What you need to do: Identify and reproduce every line holding the string "image".
═══ Data provided
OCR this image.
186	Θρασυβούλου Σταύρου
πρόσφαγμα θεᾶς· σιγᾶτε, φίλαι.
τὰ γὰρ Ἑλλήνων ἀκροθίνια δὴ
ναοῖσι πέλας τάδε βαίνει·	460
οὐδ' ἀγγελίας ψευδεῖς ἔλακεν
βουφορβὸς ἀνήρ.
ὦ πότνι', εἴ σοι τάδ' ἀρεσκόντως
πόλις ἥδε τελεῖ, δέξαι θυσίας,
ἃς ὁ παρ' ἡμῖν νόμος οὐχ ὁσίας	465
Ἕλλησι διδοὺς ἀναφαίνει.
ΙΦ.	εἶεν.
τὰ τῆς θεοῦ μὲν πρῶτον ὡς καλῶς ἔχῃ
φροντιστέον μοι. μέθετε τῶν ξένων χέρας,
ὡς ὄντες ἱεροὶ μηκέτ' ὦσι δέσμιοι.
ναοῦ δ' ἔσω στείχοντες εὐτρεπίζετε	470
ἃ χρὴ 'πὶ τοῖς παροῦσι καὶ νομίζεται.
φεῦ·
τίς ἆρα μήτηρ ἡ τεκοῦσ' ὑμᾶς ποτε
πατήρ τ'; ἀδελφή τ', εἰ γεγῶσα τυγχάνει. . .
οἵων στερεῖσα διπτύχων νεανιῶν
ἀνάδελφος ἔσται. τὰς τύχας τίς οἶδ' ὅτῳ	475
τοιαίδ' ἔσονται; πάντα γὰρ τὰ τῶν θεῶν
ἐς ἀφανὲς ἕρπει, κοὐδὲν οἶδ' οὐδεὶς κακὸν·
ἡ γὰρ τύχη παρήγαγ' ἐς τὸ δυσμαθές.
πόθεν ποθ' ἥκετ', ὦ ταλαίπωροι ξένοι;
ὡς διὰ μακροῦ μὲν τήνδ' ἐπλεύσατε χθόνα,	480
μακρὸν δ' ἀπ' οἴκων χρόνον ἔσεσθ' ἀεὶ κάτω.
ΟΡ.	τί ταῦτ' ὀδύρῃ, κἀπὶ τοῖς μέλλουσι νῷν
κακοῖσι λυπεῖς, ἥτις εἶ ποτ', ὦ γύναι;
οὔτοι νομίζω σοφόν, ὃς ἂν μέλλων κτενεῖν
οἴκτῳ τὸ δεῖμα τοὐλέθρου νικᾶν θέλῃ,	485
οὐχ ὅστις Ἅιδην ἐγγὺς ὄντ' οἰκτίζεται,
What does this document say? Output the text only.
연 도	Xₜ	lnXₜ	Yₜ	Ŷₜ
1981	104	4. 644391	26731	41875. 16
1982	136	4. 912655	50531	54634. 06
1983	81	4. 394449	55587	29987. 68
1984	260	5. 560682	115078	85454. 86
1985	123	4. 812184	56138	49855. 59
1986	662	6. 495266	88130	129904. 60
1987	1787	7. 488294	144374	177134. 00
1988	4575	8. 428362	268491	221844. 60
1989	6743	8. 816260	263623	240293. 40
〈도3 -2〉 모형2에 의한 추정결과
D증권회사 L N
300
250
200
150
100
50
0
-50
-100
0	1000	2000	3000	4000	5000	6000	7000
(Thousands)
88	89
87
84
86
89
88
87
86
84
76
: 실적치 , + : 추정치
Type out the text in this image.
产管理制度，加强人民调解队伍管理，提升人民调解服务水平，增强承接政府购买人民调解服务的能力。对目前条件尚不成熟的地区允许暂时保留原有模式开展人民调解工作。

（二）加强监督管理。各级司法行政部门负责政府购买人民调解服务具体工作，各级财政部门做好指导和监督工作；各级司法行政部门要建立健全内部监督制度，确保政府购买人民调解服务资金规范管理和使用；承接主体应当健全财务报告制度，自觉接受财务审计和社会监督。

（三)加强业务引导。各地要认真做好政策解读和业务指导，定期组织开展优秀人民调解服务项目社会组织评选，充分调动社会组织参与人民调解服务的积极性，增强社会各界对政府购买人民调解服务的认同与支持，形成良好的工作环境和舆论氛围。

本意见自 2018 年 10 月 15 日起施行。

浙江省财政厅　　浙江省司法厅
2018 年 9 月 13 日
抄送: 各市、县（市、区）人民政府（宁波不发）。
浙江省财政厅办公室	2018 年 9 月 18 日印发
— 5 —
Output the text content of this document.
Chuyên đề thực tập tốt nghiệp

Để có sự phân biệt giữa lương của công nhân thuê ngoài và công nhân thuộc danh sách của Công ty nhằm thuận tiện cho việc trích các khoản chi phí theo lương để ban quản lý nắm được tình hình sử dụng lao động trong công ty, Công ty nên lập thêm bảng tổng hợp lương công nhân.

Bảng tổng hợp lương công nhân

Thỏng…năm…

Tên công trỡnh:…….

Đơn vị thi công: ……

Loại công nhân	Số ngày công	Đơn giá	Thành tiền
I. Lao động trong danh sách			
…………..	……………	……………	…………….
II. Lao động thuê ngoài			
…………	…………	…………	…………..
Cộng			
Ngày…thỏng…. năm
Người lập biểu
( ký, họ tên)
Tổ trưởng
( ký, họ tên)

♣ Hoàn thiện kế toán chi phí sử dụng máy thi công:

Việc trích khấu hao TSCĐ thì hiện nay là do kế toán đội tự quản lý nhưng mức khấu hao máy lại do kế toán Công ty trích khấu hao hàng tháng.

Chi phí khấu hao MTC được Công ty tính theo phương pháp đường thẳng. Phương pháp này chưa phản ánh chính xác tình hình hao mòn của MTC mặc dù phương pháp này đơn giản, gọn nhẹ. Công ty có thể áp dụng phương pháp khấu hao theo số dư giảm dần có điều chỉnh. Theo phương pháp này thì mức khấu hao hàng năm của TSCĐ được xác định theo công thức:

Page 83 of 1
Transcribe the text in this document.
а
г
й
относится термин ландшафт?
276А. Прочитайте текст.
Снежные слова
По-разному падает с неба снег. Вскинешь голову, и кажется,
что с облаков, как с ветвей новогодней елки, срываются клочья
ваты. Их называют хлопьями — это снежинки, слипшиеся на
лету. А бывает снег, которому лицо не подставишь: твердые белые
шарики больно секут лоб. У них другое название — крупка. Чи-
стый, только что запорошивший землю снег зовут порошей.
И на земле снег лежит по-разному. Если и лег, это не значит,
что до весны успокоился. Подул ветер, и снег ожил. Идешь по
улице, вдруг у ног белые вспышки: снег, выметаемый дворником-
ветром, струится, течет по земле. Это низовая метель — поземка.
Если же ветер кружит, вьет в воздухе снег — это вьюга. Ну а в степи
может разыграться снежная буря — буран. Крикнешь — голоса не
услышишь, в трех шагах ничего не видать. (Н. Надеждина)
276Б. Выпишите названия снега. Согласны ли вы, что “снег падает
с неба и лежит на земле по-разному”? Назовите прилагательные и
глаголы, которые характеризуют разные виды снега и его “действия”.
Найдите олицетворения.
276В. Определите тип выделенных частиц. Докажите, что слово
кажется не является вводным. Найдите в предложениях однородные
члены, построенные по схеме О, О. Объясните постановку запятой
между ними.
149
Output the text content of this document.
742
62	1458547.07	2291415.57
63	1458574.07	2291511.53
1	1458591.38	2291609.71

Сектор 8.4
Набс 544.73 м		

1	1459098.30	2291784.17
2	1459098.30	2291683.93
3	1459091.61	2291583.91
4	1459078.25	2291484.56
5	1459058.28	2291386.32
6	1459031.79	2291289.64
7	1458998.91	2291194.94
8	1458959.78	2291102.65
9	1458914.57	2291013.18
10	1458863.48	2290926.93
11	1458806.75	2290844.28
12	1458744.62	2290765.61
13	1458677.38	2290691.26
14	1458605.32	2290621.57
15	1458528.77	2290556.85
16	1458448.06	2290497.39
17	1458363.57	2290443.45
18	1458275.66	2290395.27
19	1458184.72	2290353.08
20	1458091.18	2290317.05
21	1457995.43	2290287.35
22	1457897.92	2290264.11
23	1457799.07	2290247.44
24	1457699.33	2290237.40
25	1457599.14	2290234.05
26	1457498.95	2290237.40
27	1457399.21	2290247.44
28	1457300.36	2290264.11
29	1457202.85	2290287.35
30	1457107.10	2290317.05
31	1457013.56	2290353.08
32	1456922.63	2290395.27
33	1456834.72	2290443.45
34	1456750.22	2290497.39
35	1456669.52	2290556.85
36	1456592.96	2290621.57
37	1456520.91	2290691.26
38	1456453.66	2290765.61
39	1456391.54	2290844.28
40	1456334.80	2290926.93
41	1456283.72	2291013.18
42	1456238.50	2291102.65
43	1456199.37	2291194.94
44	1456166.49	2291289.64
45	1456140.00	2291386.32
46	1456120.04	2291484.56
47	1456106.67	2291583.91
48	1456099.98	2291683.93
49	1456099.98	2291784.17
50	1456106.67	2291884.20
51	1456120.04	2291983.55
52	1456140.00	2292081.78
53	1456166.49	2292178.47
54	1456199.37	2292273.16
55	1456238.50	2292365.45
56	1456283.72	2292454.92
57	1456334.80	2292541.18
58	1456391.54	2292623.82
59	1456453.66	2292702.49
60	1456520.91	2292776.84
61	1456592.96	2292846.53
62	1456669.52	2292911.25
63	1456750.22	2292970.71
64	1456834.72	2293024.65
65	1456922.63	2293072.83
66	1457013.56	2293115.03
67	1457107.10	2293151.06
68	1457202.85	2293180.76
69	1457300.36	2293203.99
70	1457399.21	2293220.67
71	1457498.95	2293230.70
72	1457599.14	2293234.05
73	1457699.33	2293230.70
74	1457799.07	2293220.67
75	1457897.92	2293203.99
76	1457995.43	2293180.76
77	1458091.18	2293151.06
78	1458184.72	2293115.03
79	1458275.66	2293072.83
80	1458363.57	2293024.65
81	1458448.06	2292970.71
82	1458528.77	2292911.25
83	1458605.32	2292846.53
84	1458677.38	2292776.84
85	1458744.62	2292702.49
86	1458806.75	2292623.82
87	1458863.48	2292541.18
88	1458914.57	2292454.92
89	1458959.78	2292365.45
══════
Response to the exercise:
OCR this image.
Type out the text in this image.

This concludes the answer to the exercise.